Written request: Provide an exact transcription of all the records.

Records for the exercise:
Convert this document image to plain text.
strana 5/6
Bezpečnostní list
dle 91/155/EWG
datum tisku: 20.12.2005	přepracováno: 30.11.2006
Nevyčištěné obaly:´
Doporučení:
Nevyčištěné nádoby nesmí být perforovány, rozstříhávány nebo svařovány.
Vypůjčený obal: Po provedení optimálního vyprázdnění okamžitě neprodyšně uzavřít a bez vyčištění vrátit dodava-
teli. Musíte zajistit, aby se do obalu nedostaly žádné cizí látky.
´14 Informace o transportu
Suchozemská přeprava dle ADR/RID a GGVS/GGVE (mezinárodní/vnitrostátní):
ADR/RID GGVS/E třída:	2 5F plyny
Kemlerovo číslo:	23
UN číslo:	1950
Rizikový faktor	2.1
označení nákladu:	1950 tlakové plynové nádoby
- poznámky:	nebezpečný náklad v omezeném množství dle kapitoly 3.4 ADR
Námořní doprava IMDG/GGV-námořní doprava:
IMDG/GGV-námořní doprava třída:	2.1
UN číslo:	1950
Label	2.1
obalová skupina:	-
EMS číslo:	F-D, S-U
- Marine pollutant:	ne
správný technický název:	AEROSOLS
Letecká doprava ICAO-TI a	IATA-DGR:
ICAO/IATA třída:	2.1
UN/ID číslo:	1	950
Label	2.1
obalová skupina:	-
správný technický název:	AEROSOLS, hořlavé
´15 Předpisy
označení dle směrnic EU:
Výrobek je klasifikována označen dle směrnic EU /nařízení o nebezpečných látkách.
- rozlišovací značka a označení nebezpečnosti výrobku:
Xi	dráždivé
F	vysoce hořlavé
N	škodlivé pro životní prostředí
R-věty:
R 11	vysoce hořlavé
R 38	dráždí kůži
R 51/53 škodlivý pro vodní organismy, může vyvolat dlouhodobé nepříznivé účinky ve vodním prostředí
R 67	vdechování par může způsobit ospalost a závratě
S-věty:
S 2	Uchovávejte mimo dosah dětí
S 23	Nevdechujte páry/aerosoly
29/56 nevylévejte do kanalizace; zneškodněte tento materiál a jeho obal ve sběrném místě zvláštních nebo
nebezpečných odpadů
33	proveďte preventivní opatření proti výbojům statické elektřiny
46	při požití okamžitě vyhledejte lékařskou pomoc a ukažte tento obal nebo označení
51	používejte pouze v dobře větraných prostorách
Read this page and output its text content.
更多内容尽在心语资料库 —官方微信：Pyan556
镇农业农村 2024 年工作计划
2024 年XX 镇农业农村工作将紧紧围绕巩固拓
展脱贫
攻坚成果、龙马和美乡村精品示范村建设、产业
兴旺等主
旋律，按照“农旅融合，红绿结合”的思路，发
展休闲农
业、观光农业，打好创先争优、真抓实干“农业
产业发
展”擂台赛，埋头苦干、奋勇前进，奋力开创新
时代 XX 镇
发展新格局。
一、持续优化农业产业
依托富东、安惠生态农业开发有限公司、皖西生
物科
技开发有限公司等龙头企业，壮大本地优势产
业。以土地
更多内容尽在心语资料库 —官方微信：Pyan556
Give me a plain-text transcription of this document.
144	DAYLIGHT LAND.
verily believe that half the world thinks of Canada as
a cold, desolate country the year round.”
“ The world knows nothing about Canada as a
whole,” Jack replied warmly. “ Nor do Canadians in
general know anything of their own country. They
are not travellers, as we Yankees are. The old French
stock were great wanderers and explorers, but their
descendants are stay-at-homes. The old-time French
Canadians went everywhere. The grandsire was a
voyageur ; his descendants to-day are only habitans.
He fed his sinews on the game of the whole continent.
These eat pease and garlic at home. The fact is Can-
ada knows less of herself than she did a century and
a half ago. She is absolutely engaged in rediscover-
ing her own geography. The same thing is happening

Correct response:
Convert this document image to plain text.
strana 5/6
Bezpečnostní list
dle 91/155/EWG
datum tisku: 20.12.2005	přepracováno: 30.11.2006
Nevyčištěné obaly:´
Doporučení:
Nevyčištěné nádoby nesmí být perforovány, rozstříhávány nebo svařovány.
Vypůjčený obal: Po provedení optimálního vyprázdnění okamžitě neprodyšně uzavřít a bez vyčištění vrátit dodava-
teli. Musíte zajistit, aby se do obalu nedostaly žádné cizí látky.
´14 Informace o transportu
Suchozemská přeprava dle ADR/RID a GGVS/GGVE (mezinárodní/vnitrostátní):
ADR/RID GGVS/E třída:	2 5F plyny
Kemlerovo číslo:	23
UN číslo:	1950
Rizikový faktor	2.1
označení nákladu:	1950 tlakové plynové nádoby
- poznámky:	nebezpečný náklad v omezeném množství dle kapitoly 3.4 ADR
Námořní doprava IMDG/GGV-námořní doprava:
IMDG/GGV-námořní doprava třída:	2.1
UN číslo:	1950
Label	2.1
obalová skupina:	-
EMS číslo:	F-D, S-U
- Marine pollutant:	ne
správný technický název:	AEROSOLS
Letecká doprava ICAO-TI a	IATA-DGR:
ICAO/IATA třída:	2.1
UN/ID číslo:	1	950
Label	2.1
obalová skupina:	-
správný technický název:	AEROSOLS, hořlavé
´15 Předpisy
označení dle směrnic EU:
Výrobek je klasifikována označen dle směrnic EU /nařízení o nebezpečných látkách.
- rozlišovací značka a označení nebezpečnosti výrobku:
Xi	dráždivé
F	vysoce hořlavé
N	škodlivé pro životní prostředí
R-věty:
R 11	vysoce hořlavé
R 38	dráždí kůži
R 51/53 škodlivý pro vodní organismy, může vyvolat dlouhodobé nepříznivé účinky ve vodním prostředí
R 67	vdechování par může způsobit ospalost a závratě
S-věty:
S 2	Uchovávejte mimo dosah dětí
S 23	Nevdechujte páry/aerosoly
29/56 nevylévejte do kanalizace; zneškodněte tento materiál a jeho obal ve sběrném místě zvláštních nebo
nebezpečných odpadů
33	proveďte preventivní opatření proti výbojům statické elektřiny
46	při požití okamžitě vyhledejte lékařskou pomoc a ukažte tento obal nebo označení
51	používejte pouze v dobře větraných prostorách
Read this page and output its text content.
更多内容尽在心语资料库 —官方微信：Pyan556
镇农业农村 2024 年工作计划
2024 年XX 镇农业农村工作将紧紧围绕巩固拓
展脱贫
攻坚成果、龙马和美乡村精品示范村建设、产业
兴旺等主
旋律，按照“农旅融合，红绿结合”的思路，发
展休闲农
业、观光农业，打好创先争优、真抓实干“农业
产业发
展”擂台赛，埋头苦干、奋勇前进，奋力开创新
时代 XX 镇
发展新格局。
一、持续优化农业产业
依托富东、安惠生态农业开发有限公司、皖西生
物科
技开发有限公司等龙头企业，壮大本地优势产
业。以土地
更多内容尽在心语资料库 —官方微信：Pyan556
Give me a plain-text transcription of this document.
144	DAYLIGHT LAND.
verily believe that half the world thinks of Canada as
a cold, desolate country the year round.”
“ The world knows nothing about Canada as a
whole,” Jack replied warmly. “ Nor do Canadians in
general know anything of their own country. They
are not travellers, as we Yankees are. The old French
stock were great wanderers and explorers, but their
descendants are stay-at-homes. The old-time French
Canadians went everywhere. The grandsire was a
voyageur ; his descendants to-day are only habitans.
He fed his sinews on the game of the whole continent.
These eat pease and garlic at home. The fact is Can-
ada knows less of herself than she did a century and
a half ago. She is absolutely engaged in rediscover-
ing her own geography. The same thing is happening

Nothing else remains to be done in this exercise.